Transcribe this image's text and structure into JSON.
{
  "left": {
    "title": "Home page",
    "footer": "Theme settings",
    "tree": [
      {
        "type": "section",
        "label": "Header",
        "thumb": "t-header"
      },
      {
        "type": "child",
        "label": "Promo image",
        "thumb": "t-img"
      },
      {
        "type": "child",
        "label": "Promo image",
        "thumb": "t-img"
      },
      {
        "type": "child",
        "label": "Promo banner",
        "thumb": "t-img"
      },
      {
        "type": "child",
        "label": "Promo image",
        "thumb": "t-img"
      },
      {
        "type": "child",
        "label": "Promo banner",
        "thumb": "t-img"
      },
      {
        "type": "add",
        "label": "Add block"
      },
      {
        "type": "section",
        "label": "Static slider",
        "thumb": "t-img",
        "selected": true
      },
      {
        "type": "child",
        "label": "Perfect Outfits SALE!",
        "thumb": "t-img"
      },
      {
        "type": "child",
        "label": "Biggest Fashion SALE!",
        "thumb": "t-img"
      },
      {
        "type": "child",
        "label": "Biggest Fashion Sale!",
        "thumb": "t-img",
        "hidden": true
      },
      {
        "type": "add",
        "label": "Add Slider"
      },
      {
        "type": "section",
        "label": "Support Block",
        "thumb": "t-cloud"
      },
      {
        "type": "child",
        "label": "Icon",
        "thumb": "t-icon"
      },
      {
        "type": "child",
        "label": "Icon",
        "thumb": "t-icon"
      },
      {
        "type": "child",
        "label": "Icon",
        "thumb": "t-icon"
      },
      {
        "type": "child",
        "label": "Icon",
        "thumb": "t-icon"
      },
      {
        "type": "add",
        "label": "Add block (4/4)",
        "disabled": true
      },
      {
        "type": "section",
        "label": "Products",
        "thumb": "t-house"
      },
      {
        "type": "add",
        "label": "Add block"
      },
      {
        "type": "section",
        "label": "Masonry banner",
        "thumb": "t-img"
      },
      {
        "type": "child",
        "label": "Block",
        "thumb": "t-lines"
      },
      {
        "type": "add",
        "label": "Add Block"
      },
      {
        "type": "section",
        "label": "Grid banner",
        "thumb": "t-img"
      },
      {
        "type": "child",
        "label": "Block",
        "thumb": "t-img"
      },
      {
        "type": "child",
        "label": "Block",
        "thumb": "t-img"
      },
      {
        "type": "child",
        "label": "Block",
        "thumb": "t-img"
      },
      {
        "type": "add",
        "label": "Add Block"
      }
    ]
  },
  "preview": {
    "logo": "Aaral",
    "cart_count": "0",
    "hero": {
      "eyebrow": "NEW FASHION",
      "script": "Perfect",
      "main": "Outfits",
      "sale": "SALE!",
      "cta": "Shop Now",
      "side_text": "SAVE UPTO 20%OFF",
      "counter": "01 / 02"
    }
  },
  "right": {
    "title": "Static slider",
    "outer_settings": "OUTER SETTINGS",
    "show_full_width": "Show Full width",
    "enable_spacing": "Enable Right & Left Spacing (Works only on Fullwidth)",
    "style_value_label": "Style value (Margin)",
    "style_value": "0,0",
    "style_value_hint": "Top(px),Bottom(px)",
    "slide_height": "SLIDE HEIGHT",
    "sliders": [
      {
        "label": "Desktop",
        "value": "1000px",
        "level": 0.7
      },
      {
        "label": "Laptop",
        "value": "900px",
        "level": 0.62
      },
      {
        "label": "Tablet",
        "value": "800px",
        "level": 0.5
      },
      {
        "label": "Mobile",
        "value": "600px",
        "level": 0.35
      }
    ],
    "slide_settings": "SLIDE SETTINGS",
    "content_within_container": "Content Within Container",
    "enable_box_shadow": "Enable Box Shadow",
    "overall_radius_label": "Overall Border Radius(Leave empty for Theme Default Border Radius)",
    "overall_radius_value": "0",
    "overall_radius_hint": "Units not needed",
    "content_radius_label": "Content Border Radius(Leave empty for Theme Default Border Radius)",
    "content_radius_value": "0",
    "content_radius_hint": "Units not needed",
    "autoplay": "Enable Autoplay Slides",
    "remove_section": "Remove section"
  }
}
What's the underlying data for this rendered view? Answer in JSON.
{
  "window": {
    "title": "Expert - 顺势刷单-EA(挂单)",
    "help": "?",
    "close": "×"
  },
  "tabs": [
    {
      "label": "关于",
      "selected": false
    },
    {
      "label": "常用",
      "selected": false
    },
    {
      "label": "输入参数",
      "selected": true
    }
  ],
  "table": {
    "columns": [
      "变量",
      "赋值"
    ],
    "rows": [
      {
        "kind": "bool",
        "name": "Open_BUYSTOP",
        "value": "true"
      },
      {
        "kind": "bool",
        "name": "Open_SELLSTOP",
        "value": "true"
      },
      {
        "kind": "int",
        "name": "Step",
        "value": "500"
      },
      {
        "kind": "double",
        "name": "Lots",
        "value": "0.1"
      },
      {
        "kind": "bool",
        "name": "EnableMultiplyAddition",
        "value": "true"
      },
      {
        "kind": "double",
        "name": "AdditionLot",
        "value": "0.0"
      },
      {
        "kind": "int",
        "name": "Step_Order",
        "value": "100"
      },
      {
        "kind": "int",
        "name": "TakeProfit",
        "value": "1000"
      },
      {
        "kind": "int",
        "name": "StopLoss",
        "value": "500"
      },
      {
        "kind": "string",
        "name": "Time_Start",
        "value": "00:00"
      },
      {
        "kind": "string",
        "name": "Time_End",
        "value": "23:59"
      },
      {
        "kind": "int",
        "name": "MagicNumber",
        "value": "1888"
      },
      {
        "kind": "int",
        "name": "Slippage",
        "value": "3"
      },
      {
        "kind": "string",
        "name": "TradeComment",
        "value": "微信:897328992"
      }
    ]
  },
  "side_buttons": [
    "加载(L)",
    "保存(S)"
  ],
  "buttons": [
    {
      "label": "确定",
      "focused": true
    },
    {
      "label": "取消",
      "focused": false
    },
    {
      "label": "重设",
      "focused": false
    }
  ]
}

..............................

* _Objective_
Pick out all the lines with the word "Default" in them and copy them.

* _The output_
    "overall_radius_label": "Overall Border Radius(Leave empty for Theme Default Border Radius)",
    "content_radius_label": "Content Border Radius(Leave empty for Theme Default Border Radius)",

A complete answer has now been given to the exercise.